A block of data:
—————

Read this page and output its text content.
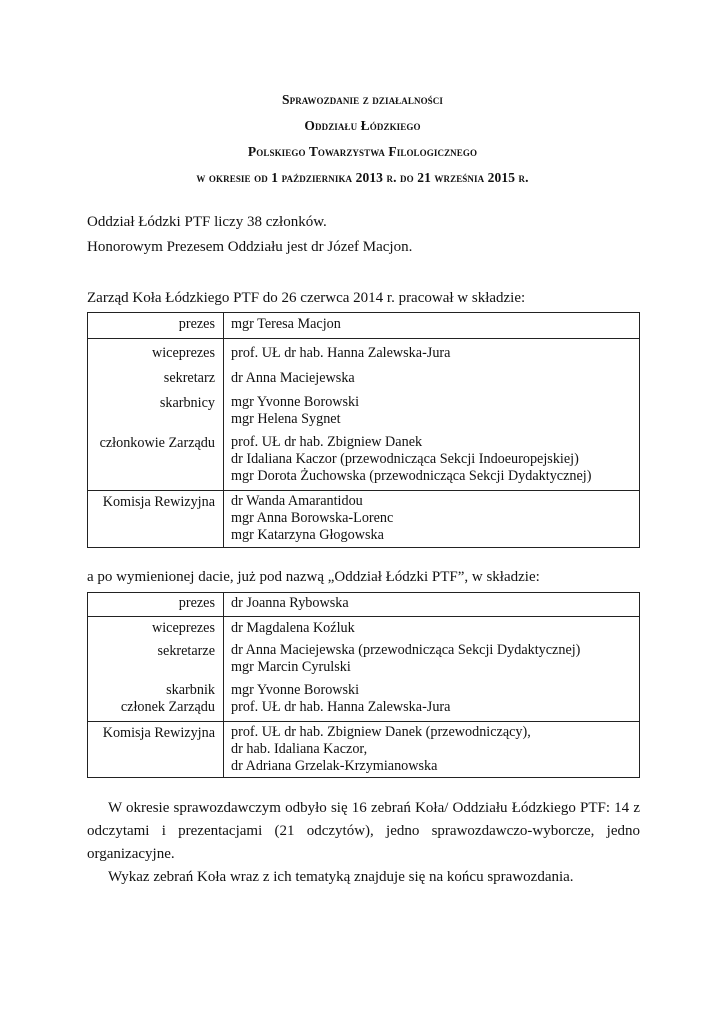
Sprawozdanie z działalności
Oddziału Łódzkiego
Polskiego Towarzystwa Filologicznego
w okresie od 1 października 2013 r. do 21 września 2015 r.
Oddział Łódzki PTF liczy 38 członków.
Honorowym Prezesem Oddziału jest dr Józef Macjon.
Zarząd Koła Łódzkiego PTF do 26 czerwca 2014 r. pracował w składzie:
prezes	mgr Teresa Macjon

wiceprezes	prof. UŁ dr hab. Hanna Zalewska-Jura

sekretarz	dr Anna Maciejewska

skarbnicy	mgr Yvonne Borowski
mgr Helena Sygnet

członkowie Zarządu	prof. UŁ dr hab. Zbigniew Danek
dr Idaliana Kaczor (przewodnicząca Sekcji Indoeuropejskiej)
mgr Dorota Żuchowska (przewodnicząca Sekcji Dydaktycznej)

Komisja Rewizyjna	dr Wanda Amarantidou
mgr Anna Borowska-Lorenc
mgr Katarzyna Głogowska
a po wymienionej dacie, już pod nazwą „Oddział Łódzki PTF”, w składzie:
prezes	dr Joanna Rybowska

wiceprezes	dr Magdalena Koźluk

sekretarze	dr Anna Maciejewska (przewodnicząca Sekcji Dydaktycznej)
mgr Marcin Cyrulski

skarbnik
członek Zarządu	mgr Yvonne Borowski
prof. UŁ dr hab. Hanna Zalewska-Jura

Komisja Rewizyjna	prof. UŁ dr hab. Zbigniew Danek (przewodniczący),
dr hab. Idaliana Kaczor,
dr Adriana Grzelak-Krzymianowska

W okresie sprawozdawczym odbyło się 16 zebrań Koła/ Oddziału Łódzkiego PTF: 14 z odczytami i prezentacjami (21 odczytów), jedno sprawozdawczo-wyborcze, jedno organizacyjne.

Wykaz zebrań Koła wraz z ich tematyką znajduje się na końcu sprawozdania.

—————

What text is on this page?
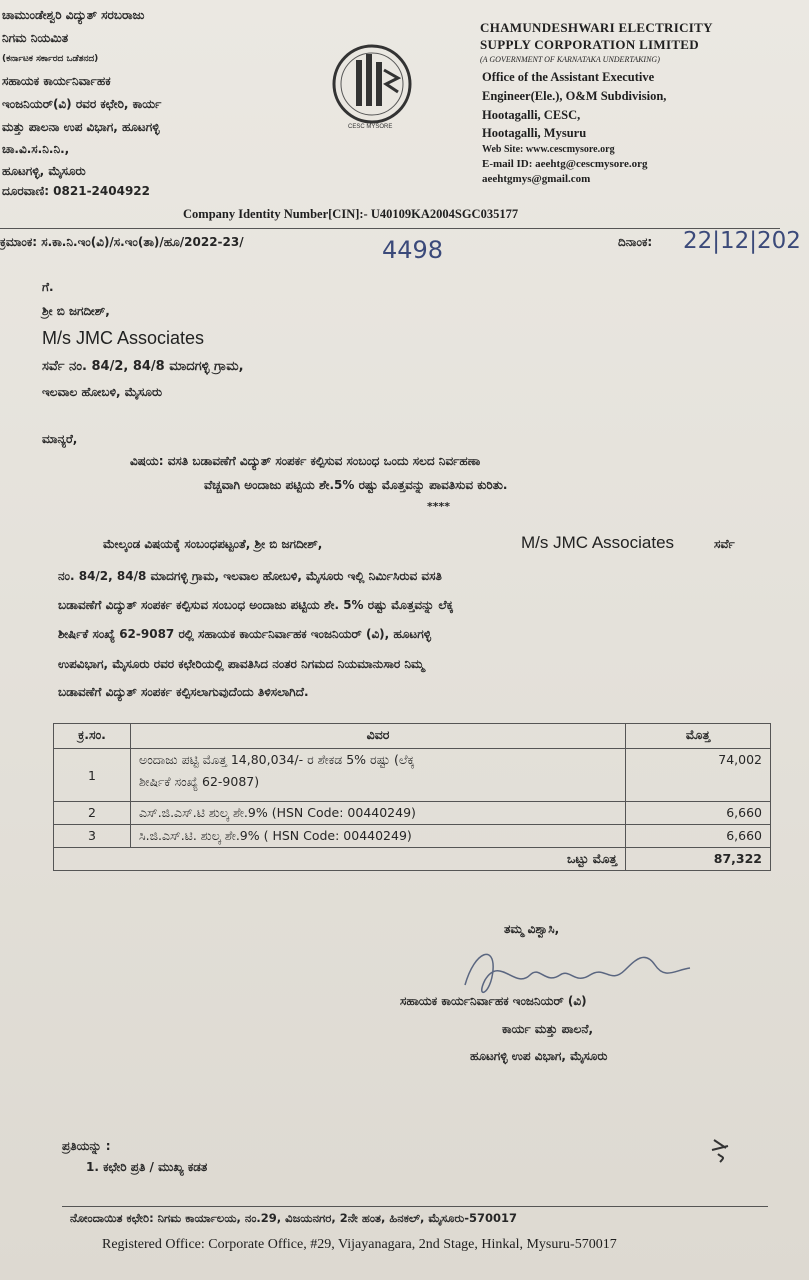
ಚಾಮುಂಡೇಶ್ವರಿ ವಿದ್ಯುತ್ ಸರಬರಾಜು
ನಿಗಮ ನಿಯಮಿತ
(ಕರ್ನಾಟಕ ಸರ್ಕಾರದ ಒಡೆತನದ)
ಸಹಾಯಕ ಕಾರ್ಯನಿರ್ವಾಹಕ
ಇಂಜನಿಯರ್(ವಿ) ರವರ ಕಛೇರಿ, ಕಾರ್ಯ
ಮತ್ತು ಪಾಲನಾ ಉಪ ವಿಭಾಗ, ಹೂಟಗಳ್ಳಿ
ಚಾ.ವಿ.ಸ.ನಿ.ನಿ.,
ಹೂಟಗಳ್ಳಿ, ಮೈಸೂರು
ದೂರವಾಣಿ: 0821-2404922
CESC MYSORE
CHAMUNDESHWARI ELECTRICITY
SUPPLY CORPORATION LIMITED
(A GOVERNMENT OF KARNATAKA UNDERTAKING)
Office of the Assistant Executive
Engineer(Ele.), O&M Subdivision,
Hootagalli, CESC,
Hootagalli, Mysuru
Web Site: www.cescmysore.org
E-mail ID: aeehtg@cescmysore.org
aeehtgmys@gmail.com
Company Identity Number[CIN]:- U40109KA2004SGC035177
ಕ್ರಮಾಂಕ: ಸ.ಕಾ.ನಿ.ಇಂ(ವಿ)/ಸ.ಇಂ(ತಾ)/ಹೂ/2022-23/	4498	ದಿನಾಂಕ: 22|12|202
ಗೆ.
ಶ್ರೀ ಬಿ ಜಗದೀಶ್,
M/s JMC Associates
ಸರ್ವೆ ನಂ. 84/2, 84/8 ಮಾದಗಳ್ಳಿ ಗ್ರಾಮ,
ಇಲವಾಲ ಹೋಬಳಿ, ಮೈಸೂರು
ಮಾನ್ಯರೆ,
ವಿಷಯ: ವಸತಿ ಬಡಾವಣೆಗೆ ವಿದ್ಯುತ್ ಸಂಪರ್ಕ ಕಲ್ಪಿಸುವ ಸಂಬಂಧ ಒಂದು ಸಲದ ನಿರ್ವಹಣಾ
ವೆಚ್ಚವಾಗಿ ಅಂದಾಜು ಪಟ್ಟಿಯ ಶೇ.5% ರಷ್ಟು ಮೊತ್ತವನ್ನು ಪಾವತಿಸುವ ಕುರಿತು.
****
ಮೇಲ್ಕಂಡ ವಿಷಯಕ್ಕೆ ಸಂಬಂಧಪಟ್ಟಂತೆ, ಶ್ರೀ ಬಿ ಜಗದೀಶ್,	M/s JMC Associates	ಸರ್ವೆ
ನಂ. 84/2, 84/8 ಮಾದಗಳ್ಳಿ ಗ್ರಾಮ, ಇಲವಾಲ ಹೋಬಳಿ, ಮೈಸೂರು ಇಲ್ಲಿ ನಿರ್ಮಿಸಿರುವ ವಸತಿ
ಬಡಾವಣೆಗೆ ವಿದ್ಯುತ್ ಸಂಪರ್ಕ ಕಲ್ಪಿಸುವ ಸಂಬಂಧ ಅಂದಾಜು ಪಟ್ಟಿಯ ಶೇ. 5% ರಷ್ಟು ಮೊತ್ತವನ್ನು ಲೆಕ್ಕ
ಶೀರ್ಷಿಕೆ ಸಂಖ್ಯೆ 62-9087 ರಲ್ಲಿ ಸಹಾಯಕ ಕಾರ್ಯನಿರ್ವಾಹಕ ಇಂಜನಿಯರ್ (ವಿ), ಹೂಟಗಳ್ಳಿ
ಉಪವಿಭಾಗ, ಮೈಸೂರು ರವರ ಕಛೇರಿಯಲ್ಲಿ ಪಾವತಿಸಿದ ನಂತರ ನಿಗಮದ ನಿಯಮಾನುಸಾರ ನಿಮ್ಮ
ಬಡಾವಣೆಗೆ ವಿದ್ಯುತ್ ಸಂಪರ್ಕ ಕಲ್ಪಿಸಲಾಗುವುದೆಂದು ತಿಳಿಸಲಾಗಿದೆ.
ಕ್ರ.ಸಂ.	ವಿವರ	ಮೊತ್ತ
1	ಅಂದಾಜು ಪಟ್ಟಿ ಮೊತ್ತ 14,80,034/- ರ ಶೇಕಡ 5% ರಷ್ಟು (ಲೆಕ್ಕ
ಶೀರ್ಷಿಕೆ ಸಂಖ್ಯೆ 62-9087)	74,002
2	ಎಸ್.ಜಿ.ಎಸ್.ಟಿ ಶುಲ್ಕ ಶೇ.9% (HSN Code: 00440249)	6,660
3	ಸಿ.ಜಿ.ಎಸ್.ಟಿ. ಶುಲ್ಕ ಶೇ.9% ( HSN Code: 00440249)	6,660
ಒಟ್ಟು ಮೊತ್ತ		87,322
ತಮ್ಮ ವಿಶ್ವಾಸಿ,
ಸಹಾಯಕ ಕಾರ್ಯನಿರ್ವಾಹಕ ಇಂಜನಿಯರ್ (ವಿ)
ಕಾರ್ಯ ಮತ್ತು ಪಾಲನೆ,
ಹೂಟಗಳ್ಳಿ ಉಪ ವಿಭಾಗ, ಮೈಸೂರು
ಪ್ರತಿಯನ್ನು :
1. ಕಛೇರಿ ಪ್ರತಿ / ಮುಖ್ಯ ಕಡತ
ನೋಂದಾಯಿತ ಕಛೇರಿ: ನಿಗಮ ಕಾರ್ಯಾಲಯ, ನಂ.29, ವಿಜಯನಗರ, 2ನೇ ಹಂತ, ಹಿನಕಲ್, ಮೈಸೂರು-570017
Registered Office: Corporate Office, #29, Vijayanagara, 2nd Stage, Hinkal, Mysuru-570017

—————

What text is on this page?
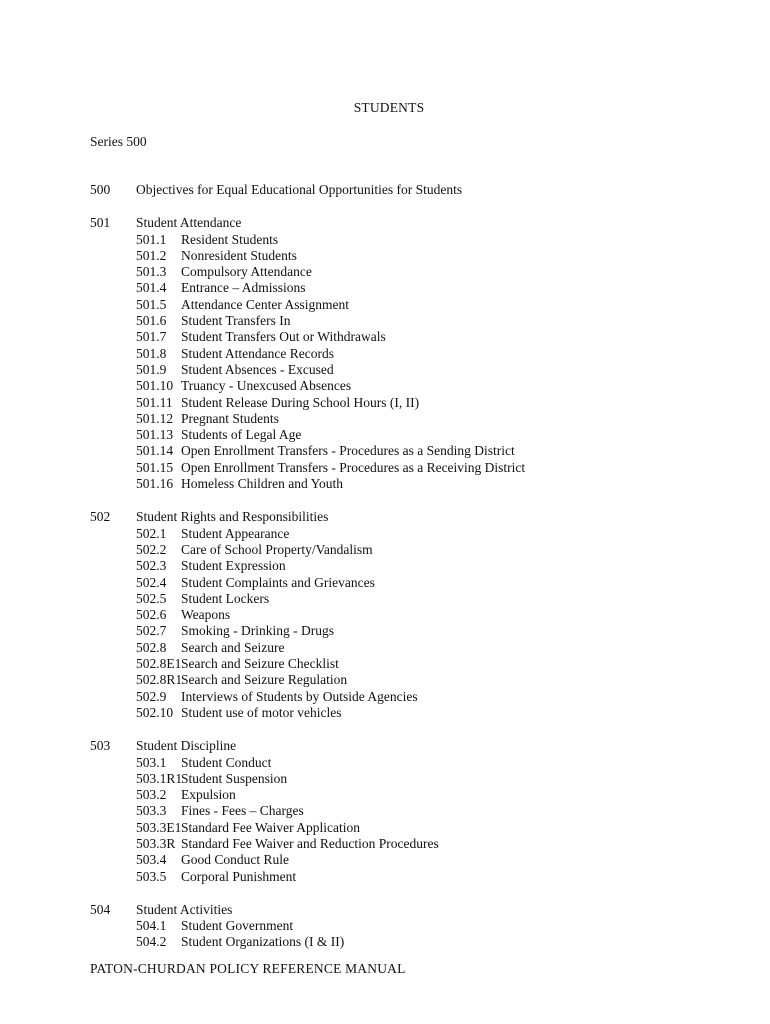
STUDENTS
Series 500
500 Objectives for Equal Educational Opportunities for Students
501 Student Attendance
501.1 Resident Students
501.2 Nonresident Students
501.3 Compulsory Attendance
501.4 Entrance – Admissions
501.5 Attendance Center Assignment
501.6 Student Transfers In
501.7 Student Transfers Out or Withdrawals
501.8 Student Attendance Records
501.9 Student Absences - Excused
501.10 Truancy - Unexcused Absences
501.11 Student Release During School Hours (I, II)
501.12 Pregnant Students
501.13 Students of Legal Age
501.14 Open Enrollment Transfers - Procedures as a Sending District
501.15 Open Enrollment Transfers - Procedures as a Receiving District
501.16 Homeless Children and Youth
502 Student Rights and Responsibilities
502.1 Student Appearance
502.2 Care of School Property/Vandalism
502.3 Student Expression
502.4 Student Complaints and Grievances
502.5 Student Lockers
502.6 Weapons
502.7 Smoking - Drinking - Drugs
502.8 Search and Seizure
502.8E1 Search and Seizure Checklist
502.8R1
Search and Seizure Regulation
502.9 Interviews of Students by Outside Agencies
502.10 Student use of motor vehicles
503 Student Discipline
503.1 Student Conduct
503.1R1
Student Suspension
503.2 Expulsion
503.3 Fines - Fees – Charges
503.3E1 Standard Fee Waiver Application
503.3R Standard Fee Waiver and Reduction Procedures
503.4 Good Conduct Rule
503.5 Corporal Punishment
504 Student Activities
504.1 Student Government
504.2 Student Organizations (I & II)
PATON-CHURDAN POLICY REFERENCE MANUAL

—————

### What to work on
Collect every line above that contains the word "prof".

### Result of this task
wiceprezes	prof. UŁ dr hab. Hanna Zalewska-Jura
członkowie Zarządu	prof. UŁ dr hab. Zbigniew Danek
prof. UŁ dr hab. Hanna Zalewska-Jura
Komisja Rewizyjna	prof. UŁ dr hab. Zbigniew Danek (przewodniczący),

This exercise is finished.